STATED GOAL – Find the lines holding the word "但肯后得不到确定性的结论" and collect them.

DATASET EXTRACT –
================================

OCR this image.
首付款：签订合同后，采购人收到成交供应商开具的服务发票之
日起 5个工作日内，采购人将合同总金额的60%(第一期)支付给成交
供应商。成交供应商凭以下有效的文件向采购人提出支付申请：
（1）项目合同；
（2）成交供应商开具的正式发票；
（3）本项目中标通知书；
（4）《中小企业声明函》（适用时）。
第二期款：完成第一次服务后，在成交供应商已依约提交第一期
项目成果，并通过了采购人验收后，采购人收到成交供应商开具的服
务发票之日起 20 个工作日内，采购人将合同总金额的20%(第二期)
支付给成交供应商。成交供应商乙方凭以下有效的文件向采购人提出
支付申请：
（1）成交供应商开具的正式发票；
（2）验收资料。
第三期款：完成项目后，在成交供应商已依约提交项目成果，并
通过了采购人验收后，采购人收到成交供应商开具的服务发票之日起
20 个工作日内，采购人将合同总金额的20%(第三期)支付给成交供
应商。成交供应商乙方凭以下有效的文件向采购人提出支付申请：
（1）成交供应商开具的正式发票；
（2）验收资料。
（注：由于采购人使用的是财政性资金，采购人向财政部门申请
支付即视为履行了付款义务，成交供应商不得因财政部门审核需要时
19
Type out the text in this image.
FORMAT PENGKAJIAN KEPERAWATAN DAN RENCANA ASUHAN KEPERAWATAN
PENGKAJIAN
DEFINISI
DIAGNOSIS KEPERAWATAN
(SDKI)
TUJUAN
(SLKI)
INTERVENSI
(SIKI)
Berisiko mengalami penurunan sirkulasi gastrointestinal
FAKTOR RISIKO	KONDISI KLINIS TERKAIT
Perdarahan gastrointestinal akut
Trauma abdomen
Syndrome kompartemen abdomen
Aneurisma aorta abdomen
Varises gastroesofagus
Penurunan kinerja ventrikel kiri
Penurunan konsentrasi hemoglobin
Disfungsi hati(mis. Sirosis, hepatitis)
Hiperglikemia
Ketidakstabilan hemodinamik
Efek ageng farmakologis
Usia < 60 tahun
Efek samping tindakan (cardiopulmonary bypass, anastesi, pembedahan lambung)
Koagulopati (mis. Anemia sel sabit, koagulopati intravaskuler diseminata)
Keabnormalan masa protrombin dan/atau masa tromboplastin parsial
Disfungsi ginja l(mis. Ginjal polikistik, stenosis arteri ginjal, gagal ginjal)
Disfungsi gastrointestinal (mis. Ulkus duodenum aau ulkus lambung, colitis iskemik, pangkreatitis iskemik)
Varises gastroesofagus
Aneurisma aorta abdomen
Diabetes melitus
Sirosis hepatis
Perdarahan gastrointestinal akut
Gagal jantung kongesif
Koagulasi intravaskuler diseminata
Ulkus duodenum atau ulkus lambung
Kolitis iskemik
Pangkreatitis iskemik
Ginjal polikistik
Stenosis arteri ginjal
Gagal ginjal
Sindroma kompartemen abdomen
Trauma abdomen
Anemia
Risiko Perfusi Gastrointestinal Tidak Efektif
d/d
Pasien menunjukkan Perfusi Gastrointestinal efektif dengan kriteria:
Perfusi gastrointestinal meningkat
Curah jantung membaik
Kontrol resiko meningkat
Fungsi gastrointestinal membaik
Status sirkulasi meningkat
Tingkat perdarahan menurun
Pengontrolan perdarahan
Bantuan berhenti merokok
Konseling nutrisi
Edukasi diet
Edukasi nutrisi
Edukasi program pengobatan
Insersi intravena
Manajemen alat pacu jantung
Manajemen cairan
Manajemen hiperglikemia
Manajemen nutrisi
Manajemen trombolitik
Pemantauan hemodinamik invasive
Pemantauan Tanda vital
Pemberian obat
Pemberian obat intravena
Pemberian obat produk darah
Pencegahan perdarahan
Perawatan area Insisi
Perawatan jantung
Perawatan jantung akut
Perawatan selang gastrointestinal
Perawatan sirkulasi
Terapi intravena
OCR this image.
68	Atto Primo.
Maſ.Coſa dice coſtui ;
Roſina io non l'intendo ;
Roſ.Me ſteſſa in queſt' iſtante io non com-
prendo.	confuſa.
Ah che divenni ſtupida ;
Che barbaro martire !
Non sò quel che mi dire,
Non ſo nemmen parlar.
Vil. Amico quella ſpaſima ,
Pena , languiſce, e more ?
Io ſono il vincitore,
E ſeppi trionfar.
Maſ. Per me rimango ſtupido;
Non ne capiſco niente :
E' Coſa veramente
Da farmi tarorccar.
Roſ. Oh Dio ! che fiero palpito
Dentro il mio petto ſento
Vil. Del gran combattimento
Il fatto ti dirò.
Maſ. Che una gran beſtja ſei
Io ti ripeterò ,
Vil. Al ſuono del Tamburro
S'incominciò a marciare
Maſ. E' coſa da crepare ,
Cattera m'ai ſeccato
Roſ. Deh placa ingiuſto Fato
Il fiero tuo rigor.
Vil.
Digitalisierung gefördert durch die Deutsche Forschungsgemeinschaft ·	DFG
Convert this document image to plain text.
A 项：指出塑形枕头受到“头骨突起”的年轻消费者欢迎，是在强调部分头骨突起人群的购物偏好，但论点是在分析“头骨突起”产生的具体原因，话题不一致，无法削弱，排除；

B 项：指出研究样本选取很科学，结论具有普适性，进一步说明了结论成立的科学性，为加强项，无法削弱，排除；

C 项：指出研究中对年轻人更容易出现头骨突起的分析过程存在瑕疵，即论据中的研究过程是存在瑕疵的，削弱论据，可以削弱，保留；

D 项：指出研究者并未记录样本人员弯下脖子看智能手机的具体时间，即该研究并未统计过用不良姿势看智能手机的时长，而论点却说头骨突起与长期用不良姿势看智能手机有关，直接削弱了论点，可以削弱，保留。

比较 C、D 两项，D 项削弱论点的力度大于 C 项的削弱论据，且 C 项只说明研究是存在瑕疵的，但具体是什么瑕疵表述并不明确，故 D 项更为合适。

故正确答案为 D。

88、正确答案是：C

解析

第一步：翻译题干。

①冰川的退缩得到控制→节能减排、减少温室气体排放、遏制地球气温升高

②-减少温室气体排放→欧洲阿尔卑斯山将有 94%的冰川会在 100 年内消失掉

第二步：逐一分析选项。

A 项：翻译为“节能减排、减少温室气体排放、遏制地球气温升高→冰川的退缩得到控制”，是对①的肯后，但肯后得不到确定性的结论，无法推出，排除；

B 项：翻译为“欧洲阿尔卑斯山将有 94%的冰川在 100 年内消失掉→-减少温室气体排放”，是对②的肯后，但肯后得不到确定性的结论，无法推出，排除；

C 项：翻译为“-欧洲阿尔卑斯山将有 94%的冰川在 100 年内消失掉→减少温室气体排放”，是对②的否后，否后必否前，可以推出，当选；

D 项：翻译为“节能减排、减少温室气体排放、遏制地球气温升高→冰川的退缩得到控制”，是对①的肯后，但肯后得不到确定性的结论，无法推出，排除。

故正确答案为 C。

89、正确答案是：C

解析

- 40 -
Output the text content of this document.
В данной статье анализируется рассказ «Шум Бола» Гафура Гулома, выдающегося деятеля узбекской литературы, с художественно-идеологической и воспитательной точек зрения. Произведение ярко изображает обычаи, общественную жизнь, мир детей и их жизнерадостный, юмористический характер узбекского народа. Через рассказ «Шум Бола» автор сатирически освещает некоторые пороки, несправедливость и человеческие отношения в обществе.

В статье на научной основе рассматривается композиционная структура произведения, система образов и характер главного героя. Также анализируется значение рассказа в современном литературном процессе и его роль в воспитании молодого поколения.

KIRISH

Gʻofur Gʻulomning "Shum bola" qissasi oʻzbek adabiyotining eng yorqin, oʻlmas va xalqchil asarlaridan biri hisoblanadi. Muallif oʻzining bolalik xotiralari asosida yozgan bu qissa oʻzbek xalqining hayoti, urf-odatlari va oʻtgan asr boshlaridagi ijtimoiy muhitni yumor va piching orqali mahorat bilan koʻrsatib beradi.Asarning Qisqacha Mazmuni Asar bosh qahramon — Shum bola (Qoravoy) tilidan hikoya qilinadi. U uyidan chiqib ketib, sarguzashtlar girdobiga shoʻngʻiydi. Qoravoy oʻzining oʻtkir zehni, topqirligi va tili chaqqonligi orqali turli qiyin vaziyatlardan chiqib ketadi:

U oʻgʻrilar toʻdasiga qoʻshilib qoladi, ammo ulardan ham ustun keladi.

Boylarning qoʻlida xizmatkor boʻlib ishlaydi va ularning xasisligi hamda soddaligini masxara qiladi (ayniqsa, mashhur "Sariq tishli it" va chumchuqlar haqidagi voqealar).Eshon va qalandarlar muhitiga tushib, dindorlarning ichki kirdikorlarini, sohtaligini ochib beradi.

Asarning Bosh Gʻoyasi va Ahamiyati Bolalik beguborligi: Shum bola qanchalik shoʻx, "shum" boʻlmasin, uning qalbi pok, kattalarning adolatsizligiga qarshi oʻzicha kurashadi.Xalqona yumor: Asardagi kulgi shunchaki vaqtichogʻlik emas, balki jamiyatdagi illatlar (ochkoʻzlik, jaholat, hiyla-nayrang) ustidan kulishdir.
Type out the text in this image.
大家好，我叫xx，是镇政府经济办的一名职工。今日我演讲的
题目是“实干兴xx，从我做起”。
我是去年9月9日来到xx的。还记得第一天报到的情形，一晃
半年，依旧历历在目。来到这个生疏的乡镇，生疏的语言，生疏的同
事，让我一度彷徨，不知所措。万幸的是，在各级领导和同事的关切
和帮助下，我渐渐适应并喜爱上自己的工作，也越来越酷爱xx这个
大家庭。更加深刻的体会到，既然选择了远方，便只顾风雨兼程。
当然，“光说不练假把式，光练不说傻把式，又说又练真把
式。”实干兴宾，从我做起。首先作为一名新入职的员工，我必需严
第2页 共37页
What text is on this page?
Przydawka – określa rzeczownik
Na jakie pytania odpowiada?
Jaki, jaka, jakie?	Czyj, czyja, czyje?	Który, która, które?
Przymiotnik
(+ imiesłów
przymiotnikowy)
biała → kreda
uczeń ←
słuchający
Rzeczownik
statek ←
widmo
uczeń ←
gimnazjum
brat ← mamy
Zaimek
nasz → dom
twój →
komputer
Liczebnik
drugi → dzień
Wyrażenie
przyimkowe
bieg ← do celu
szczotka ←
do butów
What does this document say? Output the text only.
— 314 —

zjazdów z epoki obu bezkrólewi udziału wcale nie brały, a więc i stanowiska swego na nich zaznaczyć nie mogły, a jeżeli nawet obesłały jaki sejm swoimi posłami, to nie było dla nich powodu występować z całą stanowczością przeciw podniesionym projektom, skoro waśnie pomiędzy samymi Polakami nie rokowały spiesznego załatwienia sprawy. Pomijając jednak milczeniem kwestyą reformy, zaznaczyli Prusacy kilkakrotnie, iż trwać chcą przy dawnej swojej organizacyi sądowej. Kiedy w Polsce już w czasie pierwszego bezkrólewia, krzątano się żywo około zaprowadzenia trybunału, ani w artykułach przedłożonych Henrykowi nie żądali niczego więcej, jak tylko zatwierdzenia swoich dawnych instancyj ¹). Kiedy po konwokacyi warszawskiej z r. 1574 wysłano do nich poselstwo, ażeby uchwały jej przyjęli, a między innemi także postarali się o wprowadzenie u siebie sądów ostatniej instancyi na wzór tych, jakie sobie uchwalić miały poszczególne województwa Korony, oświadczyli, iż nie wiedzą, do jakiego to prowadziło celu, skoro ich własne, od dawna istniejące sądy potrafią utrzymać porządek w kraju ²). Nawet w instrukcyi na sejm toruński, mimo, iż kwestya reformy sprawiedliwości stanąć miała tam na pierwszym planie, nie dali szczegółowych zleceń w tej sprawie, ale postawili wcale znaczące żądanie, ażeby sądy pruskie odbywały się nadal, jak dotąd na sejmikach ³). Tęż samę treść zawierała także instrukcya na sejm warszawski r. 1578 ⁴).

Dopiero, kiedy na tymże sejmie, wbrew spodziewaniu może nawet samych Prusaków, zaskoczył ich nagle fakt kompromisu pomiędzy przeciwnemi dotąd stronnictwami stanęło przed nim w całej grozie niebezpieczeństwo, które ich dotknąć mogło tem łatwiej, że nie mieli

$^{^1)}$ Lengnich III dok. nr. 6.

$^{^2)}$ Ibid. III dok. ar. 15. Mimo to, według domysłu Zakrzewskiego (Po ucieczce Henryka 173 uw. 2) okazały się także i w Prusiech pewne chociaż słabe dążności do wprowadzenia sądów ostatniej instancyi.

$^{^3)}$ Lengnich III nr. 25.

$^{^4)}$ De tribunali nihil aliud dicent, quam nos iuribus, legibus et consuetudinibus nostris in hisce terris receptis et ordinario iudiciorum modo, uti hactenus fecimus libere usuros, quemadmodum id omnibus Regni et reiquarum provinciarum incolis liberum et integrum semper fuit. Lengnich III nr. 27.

================================

IN RESPONSE –
A 项：翻译为“节能减排、减少温室气体排放、遏制地球气温升高→冰川的退缩得到控制”，是对①的肯后，但肯后得不到确定性的结论，无法推出，排除；
B 项：翻译为“欧洲阿尔卑斯山将有 94%的冰川在 100 年内消失掉→-减少温室气体排放”，是对②的肯后，但肯后得不到确定性的结论，无法推出，排除；
D 项：翻译为“节能减排、减少温室气体排放、遏制地球气温升高→冰川的退缩得到控制”，是对①的肯后，但肯后得不到确定性的结论，无法推出，排除。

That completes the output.